§ Texto de leitura
□ □ □ □ □ □ □

Se você olhar para o atual mapa político da América Latina e Caribe, a maior parte da região é liderada por progressistas ou governos inclinados à esquerda. Isto marca uma significativa virada em relação aos cinco anos anteriores, quando os governos conservadores alinhados aos Estados Unidos dominavam.

Todavia, a batalha está longe de ter sido vencida. Interesses imperialistas continuam a ameaçar a região e oligarquias locais continuam a tentar minar e destituir esses governos. Aliado a isso está o que é, talvez, um novo fator, que é o crescente apoio entre setores da classe trabalhadora à extrema direita. Este fenômeno levanta questões fundamentais para as pessoas da esquerda.

Por que muitos setores da classe trabalhadora estão apoiando candidatos e políticas que são diretamente contrários a seus interesses? Por que organizações de esquerda e progressistas, além de governos, estão sendo incapazes de canalizar seus sentimentos de descontentamento e frustração com o sistema político e o capitalismo? Como a esquerda pode dialogar com esses setores essenciais e construir com eles?

No painel de abertura da conferência regional do Dilemas da Humanidade, realizada em Santiago do Chile em setembro, o veterano revolucionário e escritor peruano Héctor Béjar abordou algumas dessas questões chave, enfatizando as tarefas pendentes para as forças de esquerda caso elas estejam falando sério sobre trazer mudanças estruturais para o bem de toda a humanidade.

Existe um mundo secreto obscuro por baixo do sistema político reacionário na América Latina. Um mundo de monstros que estão prontos para vir à superfície assim que houver uma oportunidade. Uma de nossas tarefas é desvelar esse mundo. Para fazê-lo, para conseguirmos desarmar esse fantoche sombrio que ameaça não apenas aqueles de nós que estão aqui, neste encontro, mas também aqueles por quem nós lutamos, os povos da América Latina, especialmente os mais pobres.

Nós deveríamos nos parabenizar por termos alguns governos que chamamos progressistas na América Latina e alguns que são governos revolucionários. Não quero mencionar os nomes porque todos nós sabemos quais são esses países. Nos os tivemos, temos e continuaremos a ter. Mas eu quero também apontar as agendas pendentes, as ainda intocadas.

□ □ □ □ □ □ □

§ Dados listados
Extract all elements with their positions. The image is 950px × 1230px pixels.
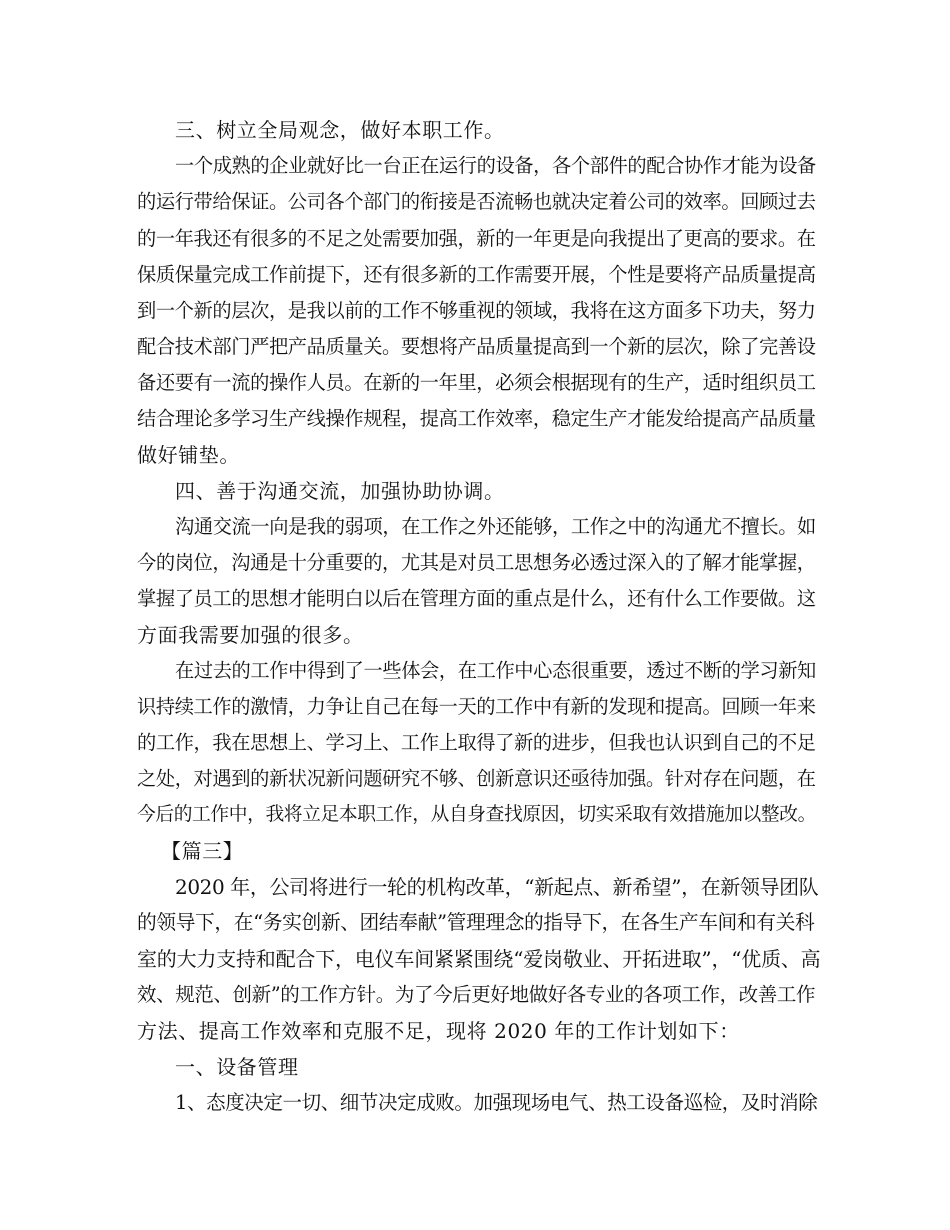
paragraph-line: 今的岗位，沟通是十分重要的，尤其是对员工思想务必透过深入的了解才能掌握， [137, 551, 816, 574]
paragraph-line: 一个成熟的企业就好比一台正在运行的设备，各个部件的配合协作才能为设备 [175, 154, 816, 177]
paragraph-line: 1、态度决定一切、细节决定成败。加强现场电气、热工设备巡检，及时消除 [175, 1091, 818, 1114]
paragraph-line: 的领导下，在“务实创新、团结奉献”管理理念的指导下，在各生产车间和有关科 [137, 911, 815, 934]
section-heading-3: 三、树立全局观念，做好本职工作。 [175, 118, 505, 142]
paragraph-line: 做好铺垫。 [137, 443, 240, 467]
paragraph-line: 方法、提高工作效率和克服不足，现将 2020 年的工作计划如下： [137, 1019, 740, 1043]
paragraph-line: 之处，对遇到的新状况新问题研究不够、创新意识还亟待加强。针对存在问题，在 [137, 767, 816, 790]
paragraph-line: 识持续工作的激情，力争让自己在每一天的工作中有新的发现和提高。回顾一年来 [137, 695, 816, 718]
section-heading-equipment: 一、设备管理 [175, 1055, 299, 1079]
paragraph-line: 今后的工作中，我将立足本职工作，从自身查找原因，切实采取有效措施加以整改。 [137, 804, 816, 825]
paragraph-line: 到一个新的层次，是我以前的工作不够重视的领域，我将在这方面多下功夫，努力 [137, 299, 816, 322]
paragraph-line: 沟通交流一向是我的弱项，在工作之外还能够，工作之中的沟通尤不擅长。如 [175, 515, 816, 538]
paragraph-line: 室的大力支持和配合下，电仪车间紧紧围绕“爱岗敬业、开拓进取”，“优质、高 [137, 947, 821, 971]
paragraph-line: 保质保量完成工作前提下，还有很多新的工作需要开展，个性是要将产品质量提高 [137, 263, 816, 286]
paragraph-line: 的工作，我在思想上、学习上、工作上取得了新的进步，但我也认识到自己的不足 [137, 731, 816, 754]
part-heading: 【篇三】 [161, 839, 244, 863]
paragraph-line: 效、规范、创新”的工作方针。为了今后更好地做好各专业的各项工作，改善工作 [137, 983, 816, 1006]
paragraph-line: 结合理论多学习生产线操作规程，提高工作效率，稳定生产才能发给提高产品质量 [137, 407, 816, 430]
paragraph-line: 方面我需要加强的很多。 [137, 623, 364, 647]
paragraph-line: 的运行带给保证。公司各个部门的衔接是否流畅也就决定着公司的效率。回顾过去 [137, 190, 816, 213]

□ □ □ □ □ □ □

§ Instruções das tarefas
a. Segundo o texto de leitura, em que cidade foi realizada a conferência regional do Dilemas da Humanidade?
b. Copie sem alterações o trecho do texto de leitura que vai de "Todavia, a batalha" até "pessoas da esquerda.".
Baseie-se somente no texto de leitura, sem recorrer aos dados.

§ Respostas dos exercícios
a. Em Santiago do Chile.

b.
Todavia, a batalha está longe de ter sido vencida. Interesses imperialistas continuam a ameaçar a região e oligarquias locais continuam a tentar minar e destituir esses governos. Aliado a isso está o que é, talvez, um novo fator, que é o crescente apoio entre setores da classe trabalhadora à extrema direita. Este fenômeno levanta questões fundamentais para as pessoas da esquerda.